INPUT RECORDS:
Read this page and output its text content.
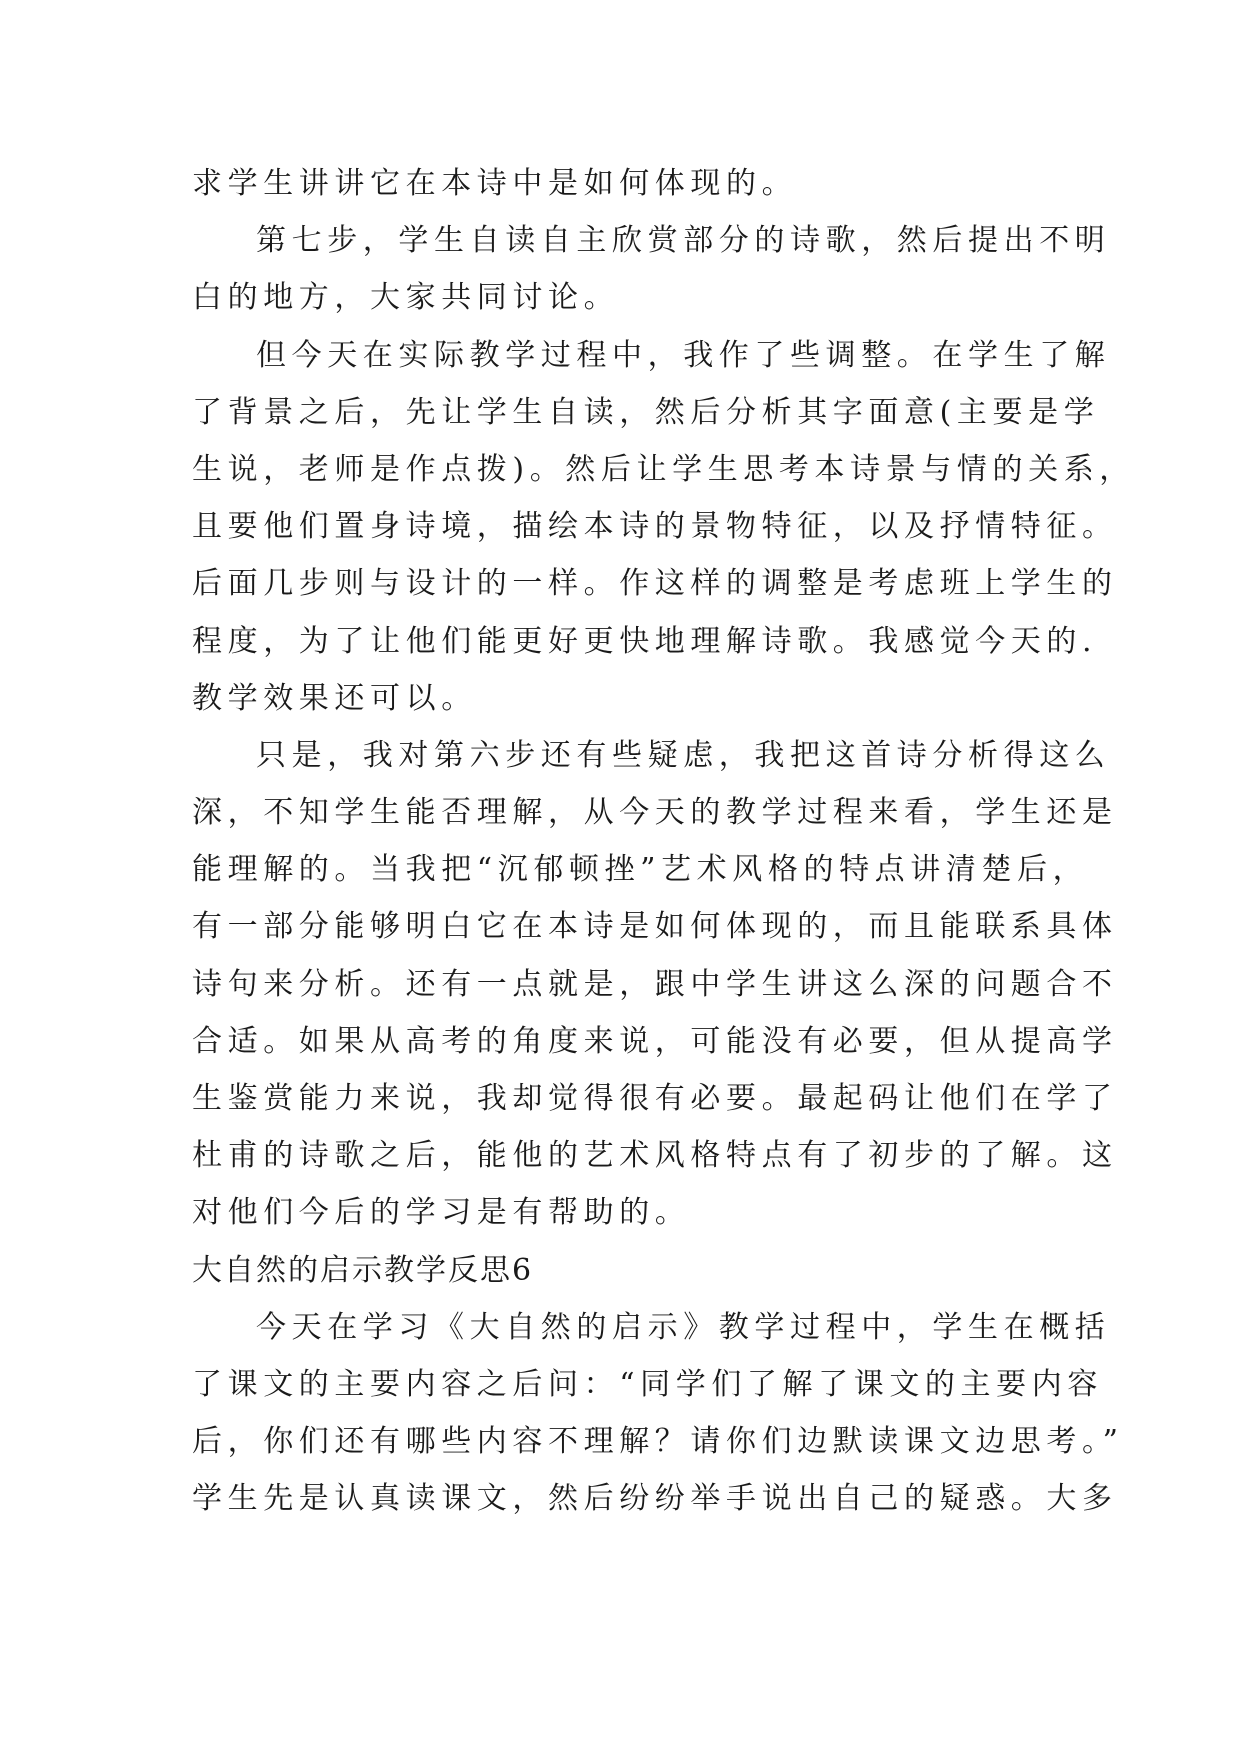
求学生讲讲它在本诗中是如何体现的。
第七步，学生自读自主欣赏部分的诗歌，然后提出不明
白的地方，大家共同讨论。
但今天在实际教学过程中，我作了些调整。在学生了解
了背景之后，先让学生自读，然后分析其字面意(主要是学
生说，老师是作点拨)。然后让学生思考本诗景与情的关系，
且要他们置身诗境，描绘本诗的景物特征，以及抒情特征。
后面几步则与设计的一样。作这样的调整是考虑班上学生的
程度，为了让他们能更好更快地理解诗歌。我感觉今天的.
教学效果还可以。
只是，我对第六步还有些疑虑，我把这首诗分析得这么
深，不知学生能否理解，从今天的教学过程来看，学生还是
能理解的。当我把“沉郁顿挫”艺术风格的特点讲清楚后，
有一部分能够明白它在本诗是如何体现的，而且能联系具体
诗句来分析。还有一点就是，跟中学生讲这么深的问题合不
合适。如果从高考的角度来说，可能没有必要，但从提高学
生鉴赏能力来说，我却觉得很有必要。最起码让他们在学了
杜甫的诗歌之后，能他的艺术风格特点有了初步的了解。这
对他们今后的学习是有帮助的。
大自然的启示教学反思6
今天在学习《大自然的启示》教学过程中，学生在概括
了课文的主要内容之后问：“同学们了解了课文的主要内容
后，你们还有哪些内容不理解？请你们边默读课文边思考。”
学生先是认真读课文，然后纷纷举手说出自己的疑惑。大多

TO DO: Copy each line exactly, and leave the pictures out of your copy.

CORRECT RESPONSE:
Read this page and output its text content.
求学生讲讲它在本诗中是如何体现的。
第七步，学生自读自主欣赏部分的诗歌，然后提出不明
白的地方，大家共同讨论。
但今天在实际教学过程中，我作了些调整。在学生了解
了背景之后，先让学生自读，然后分析其字面意(主要是学
生说，老师是作点拨)。然后让学生思考本诗景与情的关系，
且要他们置身诗境，描绘本诗的景物特征，以及抒情特征。
后面几步则与设计的一样。作这样的调整是考虑班上学生的
程度，为了让他们能更好更快地理解诗歌。我感觉今天的.
教学效果还可以。
只是，我对第六步还有些疑虑，我把这首诗分析得这么
深，不知学生能否理解，从今天的教学过程来看，学生还是
能理解的。当我把“沉郁顿挫”艺术风格的特点讲清楚后，
有一部分能够明白它在本诗是如何体现的，而且能联系具体
诗句来分析。还有一点就是，跟中学生讲这么深的问题合不
合适。如果从高考的角度来说，可能没有必要，但从提高学
生鉴赏能力来说，我却觉得很有必要。最起码让他们在学了
杜甫的诗歌之后，能他的艺术风格特点有了初步的了解。这
对他们今后的学习是有帮助的。
大自然的启示教学反思6
今天在学习《大自然的启示》教学过程中，学生在概括
了课文的主要内容之后问：“同学们了解了课文的主要内容
后，你们还有哪些内容不理解？请你们边默读课文边思考。”
学生先是认真读课文，然后纷纷举手说出自己的疑惑。大多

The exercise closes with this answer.